→ SELECTED PASSAGE
Any way to use a handle to reference the correct theta?  I tried something like:
void move(theta@ T)
but the compiler wasn't pleased.  The only global variables I have for the purposes of this test are in the main test script, vectest.bgt:
#include "sound_pool.bgt"
#include "voice.bgt"
#include "math.bgt"
#include "ball.bgt"
#include "clock.bgt"
#include "player.bgt"
#include "logger.bgt"
#include "snapshot.bgt"

Voice speaker;
sound_pool env;
ball B;
player user;
player opponent;
logger test;
bool testing;
clock C(150);
void main()
{
show_game_window("");
init(); //This is simply to return DT correctly.
B.pos.z = 500;  ..Giving the ball enough height for testing.
while(true)
{
move(2.5);
//Just different key checks for testing purposes, to make sure values are correct.
if(key_pressed(KEY_D))
speaker.speak(drag.x + ", " + drag.y + ", " + drag.z + ".");
if(key_pressed(KEY_P))
speaker.speak(B.pos.x + ", " + B.pos.y + ", " + B.pos.z + ".");
if(key_pressed(KEY_V))
speaker.speak(vel.x + ", " + vel.y + ", " + vel.z + ".");
if(key_pressed(KEY_F))
speaker.speak(C.frame);
}
}

void move(double theta)
{
B.moving = true;
test.write("test.log", true);
B.pos += vel*DT;
test.add_entry(C.frame);
if(B.pos.z <= 0)
{
env.destroy_all();
B.moving = false;
testing = false;
exit();
}
if(C.frame == 5)
{
B.slot = env.play_2d("sounds/ball.ogg", user.x, user.y, B.pos.x, B.pos.y, false);
C.frame = 0;
}
C.tick();
C.update();
env.update_sound_2d(B.slot, B.pos.x, B.pos.y);
}
As you can see, no theta.  in ball.bgt:
class ball
{
float x, y, z;
vector pos(0, 0, 0);
int slot;
//These booleans will be adjusted given the new vector implementation, but for now, they can remain.
bool tossing = false;
bool moving = false;
bool rising = false;
bool choosing = false;
ball()

→ THE REQUEST
Please reproduce the post about referencing theta with a handle word for word, starting at the words "Voice speaker;" and stopping after the words "while(true)".

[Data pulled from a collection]

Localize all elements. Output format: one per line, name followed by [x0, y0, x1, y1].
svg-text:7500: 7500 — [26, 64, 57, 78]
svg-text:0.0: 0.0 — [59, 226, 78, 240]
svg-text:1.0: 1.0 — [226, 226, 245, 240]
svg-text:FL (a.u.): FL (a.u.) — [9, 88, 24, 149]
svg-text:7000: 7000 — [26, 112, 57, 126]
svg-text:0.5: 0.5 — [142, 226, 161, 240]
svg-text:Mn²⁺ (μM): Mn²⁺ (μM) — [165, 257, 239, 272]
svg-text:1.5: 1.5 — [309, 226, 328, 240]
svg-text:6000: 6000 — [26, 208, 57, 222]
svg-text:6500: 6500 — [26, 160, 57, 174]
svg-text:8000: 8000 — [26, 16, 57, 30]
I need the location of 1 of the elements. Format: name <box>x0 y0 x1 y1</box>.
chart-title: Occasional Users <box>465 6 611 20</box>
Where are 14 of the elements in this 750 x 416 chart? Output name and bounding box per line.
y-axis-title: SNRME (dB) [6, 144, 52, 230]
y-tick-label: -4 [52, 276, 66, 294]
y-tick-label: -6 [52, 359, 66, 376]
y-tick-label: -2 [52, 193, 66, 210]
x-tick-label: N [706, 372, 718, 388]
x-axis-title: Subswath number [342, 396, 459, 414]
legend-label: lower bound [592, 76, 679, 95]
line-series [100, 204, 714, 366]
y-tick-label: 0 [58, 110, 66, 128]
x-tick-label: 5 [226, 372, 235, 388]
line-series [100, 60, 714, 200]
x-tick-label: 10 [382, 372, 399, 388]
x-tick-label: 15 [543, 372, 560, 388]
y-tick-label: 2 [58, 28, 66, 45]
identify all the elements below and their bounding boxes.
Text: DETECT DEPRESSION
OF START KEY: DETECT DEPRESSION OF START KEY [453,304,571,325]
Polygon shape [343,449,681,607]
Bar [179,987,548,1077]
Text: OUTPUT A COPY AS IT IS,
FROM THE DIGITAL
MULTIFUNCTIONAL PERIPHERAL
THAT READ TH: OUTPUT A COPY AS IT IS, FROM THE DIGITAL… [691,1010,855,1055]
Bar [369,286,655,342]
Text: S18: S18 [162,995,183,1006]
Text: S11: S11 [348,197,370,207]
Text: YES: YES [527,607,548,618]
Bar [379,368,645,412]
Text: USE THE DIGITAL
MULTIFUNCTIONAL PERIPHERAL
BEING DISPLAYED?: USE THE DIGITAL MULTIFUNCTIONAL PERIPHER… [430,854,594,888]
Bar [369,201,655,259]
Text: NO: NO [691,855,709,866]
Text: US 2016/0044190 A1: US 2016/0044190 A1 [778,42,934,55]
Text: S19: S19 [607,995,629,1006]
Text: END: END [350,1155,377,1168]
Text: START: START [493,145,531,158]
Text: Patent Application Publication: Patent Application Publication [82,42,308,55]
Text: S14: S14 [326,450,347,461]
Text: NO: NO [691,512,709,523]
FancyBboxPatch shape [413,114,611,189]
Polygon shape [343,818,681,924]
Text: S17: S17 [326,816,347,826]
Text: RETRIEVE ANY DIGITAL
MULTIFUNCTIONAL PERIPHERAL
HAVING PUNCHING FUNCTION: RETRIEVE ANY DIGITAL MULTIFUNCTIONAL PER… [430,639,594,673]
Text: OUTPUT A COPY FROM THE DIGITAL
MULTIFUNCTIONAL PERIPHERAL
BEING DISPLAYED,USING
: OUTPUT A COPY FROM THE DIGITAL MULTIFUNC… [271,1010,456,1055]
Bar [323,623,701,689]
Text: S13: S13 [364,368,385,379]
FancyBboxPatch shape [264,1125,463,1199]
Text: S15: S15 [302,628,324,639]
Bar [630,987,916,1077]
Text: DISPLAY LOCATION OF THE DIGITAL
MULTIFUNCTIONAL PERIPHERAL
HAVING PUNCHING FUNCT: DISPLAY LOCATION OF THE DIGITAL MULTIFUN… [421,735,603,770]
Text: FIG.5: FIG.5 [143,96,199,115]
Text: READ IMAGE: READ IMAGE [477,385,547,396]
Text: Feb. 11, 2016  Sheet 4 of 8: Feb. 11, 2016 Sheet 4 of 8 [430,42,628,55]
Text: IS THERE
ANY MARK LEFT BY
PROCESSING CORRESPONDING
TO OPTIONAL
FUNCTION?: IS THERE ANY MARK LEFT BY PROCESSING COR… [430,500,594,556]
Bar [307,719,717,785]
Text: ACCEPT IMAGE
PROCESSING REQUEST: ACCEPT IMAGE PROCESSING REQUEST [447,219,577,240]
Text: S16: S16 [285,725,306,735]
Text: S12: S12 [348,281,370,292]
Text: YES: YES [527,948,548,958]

→ RESULT FOR THIS EXERCISE
Voice speaker;
sound_pool env;
ball B;
player user;
player opponent;
logger test;
bool testing;
clock C(150);
void main()
{
show_game_window("");
init(); //This is simply to return DT correctly.
B.pos.z = 500;  ..Giving the ball enough height for testing.
while(true)